> **Exercise instructions**
Reproduce all of the material exactly as shown.

> **Records to use**
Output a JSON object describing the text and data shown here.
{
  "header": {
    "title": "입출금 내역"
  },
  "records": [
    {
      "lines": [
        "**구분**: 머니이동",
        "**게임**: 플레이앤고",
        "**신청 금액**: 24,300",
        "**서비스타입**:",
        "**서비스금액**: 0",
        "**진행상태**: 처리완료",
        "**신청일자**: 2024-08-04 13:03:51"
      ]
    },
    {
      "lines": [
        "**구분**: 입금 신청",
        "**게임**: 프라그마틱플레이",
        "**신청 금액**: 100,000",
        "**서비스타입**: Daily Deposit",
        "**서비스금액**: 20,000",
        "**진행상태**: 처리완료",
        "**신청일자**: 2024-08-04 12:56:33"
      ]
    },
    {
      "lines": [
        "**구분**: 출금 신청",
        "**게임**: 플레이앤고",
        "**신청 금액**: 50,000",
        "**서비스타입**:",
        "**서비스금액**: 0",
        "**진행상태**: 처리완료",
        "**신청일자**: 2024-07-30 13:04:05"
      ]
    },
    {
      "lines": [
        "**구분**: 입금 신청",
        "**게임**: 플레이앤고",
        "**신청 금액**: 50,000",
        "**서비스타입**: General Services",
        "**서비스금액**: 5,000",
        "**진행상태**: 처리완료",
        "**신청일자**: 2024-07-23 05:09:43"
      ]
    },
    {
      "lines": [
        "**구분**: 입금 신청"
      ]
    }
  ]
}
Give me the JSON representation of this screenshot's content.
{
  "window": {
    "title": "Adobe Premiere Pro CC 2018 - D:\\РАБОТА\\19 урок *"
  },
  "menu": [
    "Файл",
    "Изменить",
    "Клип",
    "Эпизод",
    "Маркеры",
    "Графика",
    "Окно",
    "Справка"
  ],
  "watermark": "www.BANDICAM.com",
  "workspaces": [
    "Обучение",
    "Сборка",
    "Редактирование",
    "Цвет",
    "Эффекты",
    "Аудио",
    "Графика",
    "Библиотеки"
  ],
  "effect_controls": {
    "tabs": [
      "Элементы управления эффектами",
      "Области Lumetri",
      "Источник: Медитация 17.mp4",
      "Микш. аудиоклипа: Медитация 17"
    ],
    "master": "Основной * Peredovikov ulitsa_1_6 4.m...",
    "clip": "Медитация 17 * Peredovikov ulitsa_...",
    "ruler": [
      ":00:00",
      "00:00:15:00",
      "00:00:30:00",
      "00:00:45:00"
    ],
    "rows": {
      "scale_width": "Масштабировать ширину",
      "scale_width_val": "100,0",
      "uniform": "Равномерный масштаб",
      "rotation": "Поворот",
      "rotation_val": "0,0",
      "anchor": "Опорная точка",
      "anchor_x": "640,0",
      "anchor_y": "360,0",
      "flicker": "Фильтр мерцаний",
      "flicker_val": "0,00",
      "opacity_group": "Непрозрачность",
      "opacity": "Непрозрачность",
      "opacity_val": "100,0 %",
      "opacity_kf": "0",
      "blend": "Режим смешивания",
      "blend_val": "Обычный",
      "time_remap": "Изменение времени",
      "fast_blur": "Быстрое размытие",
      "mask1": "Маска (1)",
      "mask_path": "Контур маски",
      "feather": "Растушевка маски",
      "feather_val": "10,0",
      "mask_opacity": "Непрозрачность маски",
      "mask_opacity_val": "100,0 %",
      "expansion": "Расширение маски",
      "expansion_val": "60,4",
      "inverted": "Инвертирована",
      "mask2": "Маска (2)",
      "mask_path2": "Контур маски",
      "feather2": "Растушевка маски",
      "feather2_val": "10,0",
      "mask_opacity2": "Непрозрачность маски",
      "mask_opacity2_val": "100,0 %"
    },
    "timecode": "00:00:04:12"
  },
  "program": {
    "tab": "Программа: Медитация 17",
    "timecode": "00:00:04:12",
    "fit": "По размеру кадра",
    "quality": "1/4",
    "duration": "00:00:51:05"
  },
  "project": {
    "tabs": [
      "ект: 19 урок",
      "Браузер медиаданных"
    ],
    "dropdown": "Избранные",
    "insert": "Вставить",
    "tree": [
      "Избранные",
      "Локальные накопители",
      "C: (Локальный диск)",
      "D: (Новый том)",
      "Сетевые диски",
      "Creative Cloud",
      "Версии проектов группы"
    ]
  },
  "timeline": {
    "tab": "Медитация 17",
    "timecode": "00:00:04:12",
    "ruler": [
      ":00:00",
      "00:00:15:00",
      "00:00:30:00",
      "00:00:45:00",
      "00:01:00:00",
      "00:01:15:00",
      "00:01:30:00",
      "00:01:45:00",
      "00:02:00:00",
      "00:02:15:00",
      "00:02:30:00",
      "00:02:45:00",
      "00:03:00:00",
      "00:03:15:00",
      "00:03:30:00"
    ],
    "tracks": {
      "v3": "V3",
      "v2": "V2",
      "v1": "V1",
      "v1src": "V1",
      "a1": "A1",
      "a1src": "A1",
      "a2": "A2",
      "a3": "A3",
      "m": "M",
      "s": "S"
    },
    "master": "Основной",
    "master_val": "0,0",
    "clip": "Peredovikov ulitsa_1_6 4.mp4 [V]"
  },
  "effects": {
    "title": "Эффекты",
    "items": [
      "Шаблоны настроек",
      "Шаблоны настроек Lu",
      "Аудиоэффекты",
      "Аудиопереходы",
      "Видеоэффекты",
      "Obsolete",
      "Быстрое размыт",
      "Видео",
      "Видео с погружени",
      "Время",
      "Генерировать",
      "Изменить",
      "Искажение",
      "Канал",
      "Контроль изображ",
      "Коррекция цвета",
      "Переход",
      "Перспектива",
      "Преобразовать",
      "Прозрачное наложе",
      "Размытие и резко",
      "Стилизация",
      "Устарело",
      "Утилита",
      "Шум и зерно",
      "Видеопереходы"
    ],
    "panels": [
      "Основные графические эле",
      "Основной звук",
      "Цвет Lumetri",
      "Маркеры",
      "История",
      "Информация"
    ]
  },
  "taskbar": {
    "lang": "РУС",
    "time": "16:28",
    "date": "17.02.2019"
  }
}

> **Result for this exercise**
Output a JSON object describing the text and data shown here.
{
  "header": {
    "title": "입출금 내역"
  },
  "records": [
    {
      "lines": [
        "**구분**: 머니이동",
        "**게임**: 플레이앤고",
        "**신청 금액**: 24,300",
        "**서비스타입**:",
        "**서비스금액**: 0",
        "**진행상태**: 처리완료",
        "**신청일자**: 2024-08-04 13:03:51"
      ]
    },
    {
      "lines": [
        "**구분**: 입금 신청",
        "**게임**: 프라그마틱플레이",
        "**신청 금액**: 100,000",
        "**서비스타입**: Daily Deposit",
        "**서비스금액**: 20,000",
        "**진행상태**: 처리완료",
        "**신청일자**: 2024-08-04 12:56:33"
      ]
    },
    {
      "lines": [
        "**구분**: 출금 신청",
        "**게임**: 플레이앤고",
        "**신청 금액**: 50,000",
        "**서비스타입**:",
        "**서비스금액**: 0",
        "**진행상태**: 처리완료",
        "**신청일자**: 2024-07-30 13:04:05"
      ]
    },
    {
      "lines": [
        "**구분**: 입금 신청",
        "**게임**: 플레이앤고",
        "**신청 금액**: 50,000",
        "**서비스타입**: General Services",
        "**서비스금액**: 5,000",
        "**진행상태**: 처리완료",
        "**신청일자**: 2024-07-23 05:09:43"
      ]
    },
    {
      "lines": [
        "**구분**: 입금 신청"
      ]
    }
  ]
}
Give me the JSON representation of this screenshot's content.
{
  "window": {
    "title": "Adobe Premiere Pro CC 2018 - D:\\РАБОТА\\19 урок *"
  },
  "menu": [
    "Файл",
    "Изменить",
    "Клип",
    "Эпизод",
    "Маркеры",
    "Графика",
    "Окно",
    "Справка"
  ],
  "watermark": "www.BANDICAM.com",
  "workspaces": [
    "Обучение",
    "Сборка",
    "Редактирование",
    "Цвет",
    "Эффекты",
    "Аудио",
    "Графика",
    "Библиотеки"
  ],
  "effect_controls": {
    "tabs": [
      "Элементы управления эффектами",
      "Области Lumetri",
      "Источник: Медитация 17.mp4",
      "Микш. аудиоклипа: Медитация 17"
    ],
    "master": "Основной * Peredovikov ulitsa_1_6 4.m...",
    "clip": "Медитация 17 * Peredovikov ulitsa_...",
    "ruler": [
      ":00:00",
      "00:00:15:00",
      "00:00:30:00",
      "00:00:45:00"
    ],
    "rows": {
      "scale_width": "Масштабировать ширину",
      "scale_width_val": "100,0",
      "uniform": "Равномерный масштаб",
      "rotation": "Поворот",
      "rotation_val": "0,0",
      "anchor": "Опорная точка",
      "anchor_x": "640,0",
      "anchor_y": "360,0",
      "flicker": "Фильтр мерцаний",
      "flicker_val": "0,00",
      "opacity_group": "Непрозрачность",
      "opacity": "Непрозрачность",
      "opacity_val": "100,0 %",
      "opacity_kf": "0",
      "blend": "Режим смешивания",
      "blend_val": "Обычный",
      "time_remap": "Изменение времени",
      "fast_blur": "Быстрое размытие",
      "mask1": "Маска (1)",
      "mask_path": "Контур маски",
      "feather": "Растушевка маски",
      "feather_val": "10,0",
      "mask_opacity": "Непрозрачность маски",
      "mask_opacity_val": "100,0 %",
      "expansion": "Расширение маски",
      "expansion_val": "60,4",
      "inverted": "Инвертирована",
      "mask2": "Маска (2)",
      "mask_path2": "Контур маски",
      "feather2": "Растушевка маски",
      "feather2_val": "10,0",
      "mask_opacity2": "Непрозрачность маски",
      "mask_opacity2_val": "100,0 %"
    },
    "timecode": "00:00:04:12"
  },
  "program": {
    "tab": "Программа: Медитация 17",
    "timecode": "00:00:04:12",
    "fit": "По размеру кадра",
    "quality": "1/4",
    "duration": "00:00:51:05"
  },
  "project": {
    "tabs": [
      "ект: 19 урок",
      "Браузер медиаданных"
    ],
    "dropdown": "Избранные",
    "insert": "Вставить",
    "tree": [
      "Избранные",
      "Локальные накопители",
      "C: (Локальный диск)",
      "D: (Новый том)",
      "Сетевые диски",
      "Creative Cloud",
      "Версии проектов группы"
    ]
  },
  "timeline": {
    "tab": "Медитация 17",
    "timecode": "00:00:04:12",
    "ruler": [
      ":00:00",
      "00:00:15:00",
      "00:00:30:00",
      "00:00:45:00",
      "00:01:00:00",
      "00:01:15:00",
      "00:01:30:00",
      "00:01:45:00",
      "00:02:00:00",
      "00:02:15:00",
      "00:02:30:00",
      "00:02:45:00",
      "00:03:00:00",
      "00:03:15:00",
      "00:03:30:00"
    ],
    "tracks": {
      "v3": "V3",
      "v2": "V2",
      "v1": "V1",
      "v1src": "V1",
      "a1": "A1",
      "a1src": "A1",
      "a2": "A2",
      "a3": "A3",
      "m": "M",
      "s": "S"
    },
    "master": "Основной",
    "master_val": "0,0",
    "clip": "Peredovikov ulitsa_1_6 4.mp4 [V]"
  },
  "effects": {
    "title": "Эффекты",
    "items": [
      "Шаблоны настроек",
      "Шаблоны настроек Lu",
      "Аудиоэффекты",
      "Аудиопереходы",
      "Видеоэффекты",
      "Obsolete",
      "Быстрое размыт",
      "Видео",
      "Видео с погружени",
      "Время",
      "Генерировать",
      "Изменить",
      "Искажение",
      "Канал",
      "Контроль изображ",
      "Коррекция цвета",
      "Переход",
      "Перспектива",
      "Преобразовать",
      "Прозрачное наложе",
      "Размытие и резко",
      "Стилизация",
      "Устарело",
      "Утилита",
      "Шум и зерно",
      "Видеопереходы"
    ],
    "panels": [
      "Основные графические эле",
      "Основной звук",
      "Цвет Lumetri",
      "Маркеры",
      "История",
      "Информация"
    ]
  },
  "taskbar": {
    "lang": "РУС",
    "time": "16:28",
    "date": "17.02.2019"
  }
}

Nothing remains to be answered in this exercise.